** Study questions **
- a) In the passage on EVOF scoring, how often is the epoch EVOF recalculated?
- b) Carry on the passage on EVOF scoring from its final sentence.
** Document passage follows **
W² — squaring the intermediate value
Squaring W amplifies differences in the conviction signal — high-conviction datasets stand out clearly from mediocre ones — while preserving the non-negativity of the score. The final EVOF value can be read as a measure of average economically credible conviction per unit of feedback, making it comparable across datanets of different sizes and ages.
Voting power timing
Voting power is computed as a snapshot at the epoch boundary.
- All votes within an epoch use the same
VPᵢ for a given user
- VP does not depend on when within the epoch the vote was cast
- This eliminates timing games and ensures consistent signal weighting across the full epoch window
Epoch EVOF vs. Cumulative EVOF
Two versions of the score are tracked for every Datanet:
| Version | Description |
|---|
| Epoch EVOF | Current snapshot, recalculated every 48 hours |
| Cumulative EVOF | Historical total — how conviction has built across all epochs |
A Datanet with an epoch EVOF of 42 and a cumulative EVOF of 1,284 has meaningful conviction behind its current dataset and has been building credibility consistently over many cycles — not just spiking once and fading.
Because EVOF is computed on the same formula for every Datanet every 48 hours, it enables direct, cross-datanet comparison of data quality — something that was previously impossible without domain-specific evaluation.
For Datanet owners: EVOF is your quality dashboard. When epoch EVOF grows consistently and cumulative score builds, your dataset is maturing into something trustworthy. When it drops or plateaus against the network average, investigate — are participation rates declining? Is conviction thinning?
For data consumers: Before subscribing to a Datanet’s output for AI training, fine-tuning, or agent development, check its EVOF trajectory against the network benchmark. A high, growing cumulative EVOF provides a much stronger quality guarantee than raw dataset size alone. Two datanets with the same number of labels can have radically different EVOF scores — which is precisely the signal you need to evaluate.
** End of Document passage **
** Dataset extract follows **
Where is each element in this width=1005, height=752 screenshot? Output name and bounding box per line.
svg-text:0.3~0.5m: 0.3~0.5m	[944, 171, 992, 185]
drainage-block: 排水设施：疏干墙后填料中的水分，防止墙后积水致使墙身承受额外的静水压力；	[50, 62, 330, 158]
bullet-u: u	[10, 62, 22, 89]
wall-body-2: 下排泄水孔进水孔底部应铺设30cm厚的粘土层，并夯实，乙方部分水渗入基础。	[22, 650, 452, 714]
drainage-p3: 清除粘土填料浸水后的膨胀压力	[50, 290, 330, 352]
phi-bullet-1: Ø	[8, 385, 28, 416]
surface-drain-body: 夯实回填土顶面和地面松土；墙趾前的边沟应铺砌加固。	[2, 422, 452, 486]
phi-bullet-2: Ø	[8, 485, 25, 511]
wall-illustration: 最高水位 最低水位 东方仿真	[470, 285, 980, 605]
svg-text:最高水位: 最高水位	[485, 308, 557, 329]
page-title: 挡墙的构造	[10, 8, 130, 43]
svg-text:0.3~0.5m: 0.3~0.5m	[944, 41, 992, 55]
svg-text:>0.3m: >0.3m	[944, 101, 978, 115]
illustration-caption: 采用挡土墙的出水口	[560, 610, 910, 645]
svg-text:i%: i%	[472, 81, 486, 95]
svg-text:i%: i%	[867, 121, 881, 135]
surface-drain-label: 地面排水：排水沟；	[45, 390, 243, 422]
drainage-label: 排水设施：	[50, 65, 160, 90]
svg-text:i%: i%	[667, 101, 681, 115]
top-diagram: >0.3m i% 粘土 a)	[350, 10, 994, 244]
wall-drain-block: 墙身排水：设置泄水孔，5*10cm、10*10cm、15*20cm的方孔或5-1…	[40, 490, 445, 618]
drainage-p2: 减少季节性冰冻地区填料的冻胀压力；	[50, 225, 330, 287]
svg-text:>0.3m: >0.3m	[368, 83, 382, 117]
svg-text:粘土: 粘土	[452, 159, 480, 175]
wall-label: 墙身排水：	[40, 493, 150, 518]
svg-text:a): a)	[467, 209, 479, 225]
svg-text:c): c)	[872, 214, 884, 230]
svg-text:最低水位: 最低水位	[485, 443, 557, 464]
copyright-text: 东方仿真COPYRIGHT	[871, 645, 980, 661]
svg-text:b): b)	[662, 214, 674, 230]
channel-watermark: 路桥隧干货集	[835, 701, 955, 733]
** End of Dataset extract **
** Responses to the exercise **
- a) Every 48 hours.

- b)
For the protocol: EVOF creates a public, real-time ranking of credibility across all Datanets — directing capital and attention toward the most trustworthy data markets and creating healthy competition to maintain genuine participation.
How EVOF shapes emissions
EVOF carries 40% weight in the Performance Pool distribution formula — the single largest factor in how rewards are allocated across Datanets every third epoch. Datanets that maintain deep, broad, and consistent economic conviction are directly rewarded. Datanets with thin or manufactured curation receive proportionally less.
| Metric | Weight |
|---|
| EVOF | 40% |
| Staked REPPO | 25% |
| Trading volume | 20% |
| Total fees collected | 15% |
This design creates a direct alignment between data quality and economic outcome: the best-curated datasets attract more capital, which raises their EVOF, which earns more emissions, which attracts more participants — a compounding credibility flywheel.
Summary: old questions vs. EVOF
| The old question | What EVOF asks instead |
|---|
| How much feedback was submitted? | How much was that feedback actually worth? |
| How many people participated? | How committed and independent were they? |
| Is there consensus? | How expensive would it be to fake that consensus? |
| Is my dataset large? | Is my dataset credible — now, and over time? |
EVOF is computed per Datanet every 48 hours. Voting power is snapshotted at the epoch boundary, so all votes within an epoch carry consistent weight for a given user regardless of when they were cast.